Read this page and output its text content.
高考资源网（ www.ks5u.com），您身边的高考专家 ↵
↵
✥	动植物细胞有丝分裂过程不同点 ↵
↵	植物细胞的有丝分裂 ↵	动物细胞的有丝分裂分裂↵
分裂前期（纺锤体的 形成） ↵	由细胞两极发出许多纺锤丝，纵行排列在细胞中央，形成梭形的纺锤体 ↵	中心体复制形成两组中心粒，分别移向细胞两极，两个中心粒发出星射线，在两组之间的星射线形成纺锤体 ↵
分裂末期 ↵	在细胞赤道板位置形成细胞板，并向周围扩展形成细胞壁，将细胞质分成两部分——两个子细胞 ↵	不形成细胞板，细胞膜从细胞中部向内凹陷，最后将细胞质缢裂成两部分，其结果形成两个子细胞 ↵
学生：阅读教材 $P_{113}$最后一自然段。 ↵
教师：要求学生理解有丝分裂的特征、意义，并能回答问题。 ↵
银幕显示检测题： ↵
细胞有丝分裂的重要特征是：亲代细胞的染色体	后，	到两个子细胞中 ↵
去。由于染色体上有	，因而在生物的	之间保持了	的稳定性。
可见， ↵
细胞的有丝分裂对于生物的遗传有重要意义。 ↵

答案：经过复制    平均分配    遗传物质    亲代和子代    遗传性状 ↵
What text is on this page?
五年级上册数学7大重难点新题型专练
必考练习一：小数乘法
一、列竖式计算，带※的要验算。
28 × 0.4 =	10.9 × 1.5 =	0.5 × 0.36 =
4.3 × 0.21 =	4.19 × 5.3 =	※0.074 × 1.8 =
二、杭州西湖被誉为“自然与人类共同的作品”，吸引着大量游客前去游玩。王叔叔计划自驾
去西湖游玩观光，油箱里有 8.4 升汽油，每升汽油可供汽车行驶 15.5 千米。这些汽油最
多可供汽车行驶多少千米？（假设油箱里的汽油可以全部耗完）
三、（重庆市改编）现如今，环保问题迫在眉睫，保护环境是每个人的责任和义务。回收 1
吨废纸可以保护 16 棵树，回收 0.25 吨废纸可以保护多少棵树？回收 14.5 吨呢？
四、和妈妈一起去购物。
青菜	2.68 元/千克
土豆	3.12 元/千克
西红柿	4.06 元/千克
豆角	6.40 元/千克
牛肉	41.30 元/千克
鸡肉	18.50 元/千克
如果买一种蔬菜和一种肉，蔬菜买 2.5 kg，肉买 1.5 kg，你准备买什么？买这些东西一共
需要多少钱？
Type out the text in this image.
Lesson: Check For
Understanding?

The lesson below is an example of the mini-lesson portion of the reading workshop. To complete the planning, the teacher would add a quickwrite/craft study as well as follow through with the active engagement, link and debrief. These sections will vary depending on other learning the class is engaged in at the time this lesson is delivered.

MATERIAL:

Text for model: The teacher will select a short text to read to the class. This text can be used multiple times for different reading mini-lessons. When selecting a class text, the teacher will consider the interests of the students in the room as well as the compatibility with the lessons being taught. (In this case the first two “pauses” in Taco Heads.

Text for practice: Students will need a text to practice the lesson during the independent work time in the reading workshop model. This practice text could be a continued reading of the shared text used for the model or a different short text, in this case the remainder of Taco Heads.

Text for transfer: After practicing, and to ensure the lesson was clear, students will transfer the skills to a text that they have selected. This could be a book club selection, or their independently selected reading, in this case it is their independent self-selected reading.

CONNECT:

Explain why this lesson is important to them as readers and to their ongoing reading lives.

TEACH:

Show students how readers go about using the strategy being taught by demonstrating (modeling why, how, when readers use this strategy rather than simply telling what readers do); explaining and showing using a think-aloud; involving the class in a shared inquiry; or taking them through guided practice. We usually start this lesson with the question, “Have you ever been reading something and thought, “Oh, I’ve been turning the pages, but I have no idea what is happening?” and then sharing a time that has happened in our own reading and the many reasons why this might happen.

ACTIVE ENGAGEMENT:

▶ [Written problem] The records above are to be copied in full, exactly as written.

▶ [Solved exercise]
Read this page and output its text content.
高考资源网（ www.ks5u.com），您身边的高考专家 ↵
↵
✥	动植物细胞有丝分裂过程不同点 ↵
↵	植物细胞的有丝分裂 ↵	动物细胞的有丝分裂分裂↵
分裂前期（纺锤体的 形成） ↵	由细胞两极发出许多纺锤丝，纵行排列在细胞中央，形成梭形的纺锤体 ↵	中心体复制形成两组中心粒，分别移向细胞两极，两个中心粒发出星射线，在两组之间的星射线形成纺锤体 ↵
分裂末期 ↵	在细胞赤道板位置形成细胞板，并向周围扩展形成细胞壁，将细胞质分成两部分——两个子细胞 ↵	不形成细胞板，细胞膜从细胞中部向内凹陷，最后将细胞质缢裂成两部分，其结果形成两个子细胞 ↵
学生：阅读教材 $P_{113}$最后一自然段。 ↵
教师：要求学生理解有丝分裂的特征、意义，并能回答问题。 ↵
银幕显示检测题： ↵
细胞有丝分裂的重要特征是：亲代细胞的染色体	后，	到两个子细胞中 ↵
去。由于染色体上有	，因而在生物的	之间保持了	的稳定性。
可见， ↵
细胞的有丝分裂对于生物的遗传有重要意义。 ↵

答案：经过复制    平均分配    遗传物质    亲代和子代    遗传性状 ↵
What text is on this page?
五年级上册数学7大重难点新题型专练
必考练习一：小数乘法
一、列竖式计算，带※的要验算。
28 × 0.4 =	10.9 × 1.5 =	0.5 × 0.36 =
4.3 × 0.21 =	4.19 × 5.3 =	※0.074 × 1.8 =
二、杭州西湖被誉为“自然与人类共同的作品”，吸引着大量游客前去游玩。王叔叔计划自驾
去西湖游玩观光，油箱里有 8.4 升汽油，每升汽油可供汽车行驶 15.5 千米。这些汽油最
多可供汽车行驶多少千米？（假设油箱里的汽油可以全部耗完）
三、（重庆市改编）现如今，环保问题迫在眉睫，保护环境是每个人的责任和义务。回收 1
吨废纸可以保护 16 棵树，回收 0.25 吨废纸可以保护多少棵树？回收 14.5 吨呢？
四、和妈妈一起去购物。
青菜	2.68 元/千克
土豆	3.12 元/千克
西红柿	4.06 元/千克
豆角	6.40 元/千克
牛肉	41.30 元/千克
鸡肉	18.50 元/千克
如果买一种蔬菜和一种肉，蔬菜买 2.5 kg，肉买 1.5 kg，你准备买什么？买这些东西一共
需要多少钱？
Type out the text in this image.
Lesson: Check For
Understanding?

The lesson below is an example of the mini-lesson portion of the reading workshop. To complete the planning, the teacher would add a quickwrite/craft study as well as follow through with the active engagement, link and debrief. These sections will vary depending on other learning the class is engaged in at the time this lesson is delivered.

MATERIAL:

Text for model: The teacher will select a short text to read to the class. This text can be used multiple times for different reading mini-lessons. When selecting a class text, the teacher will consider the interests of the students in the room as well as the compatibility with the lessons being taught. (In this case the first two “pauses” in Taco Heads.

Text for practice: Students will need a text to practice the lesson during the independent work time in the reading workshop model. This practice text could be a continued reading of the shared text used for the model or a different short text, in this case the remainder of Taco Heads.

Text for transfer: After practicing, and to ensure the lesson was clear, students will transfer the skills to a text that they have selected. This could be a book club selection, or their independently selected reading, in this case it is their independent self-selected reading.

CONNECT:

Explain why this lesson is important to them as readers and to their ongoing reading lives.

TEACH:

Show students how readers go about using the strategy being taught by demonstrating (modeling why, how, when readers use this strategy rather than simply telling what readers do); explaining and showing using a think-aloud; involving the class in a shared inquiry; or taking them through guided practice. We usually start this lesson with the question, “Have you ever been reading something and thought, “Oh, I’ve been turning the pages, but I have no idea what is happening?” and then sharing a time that has happened in our own reading and the many reasons why this might happen.

ACTIVE ENGAGEMENT:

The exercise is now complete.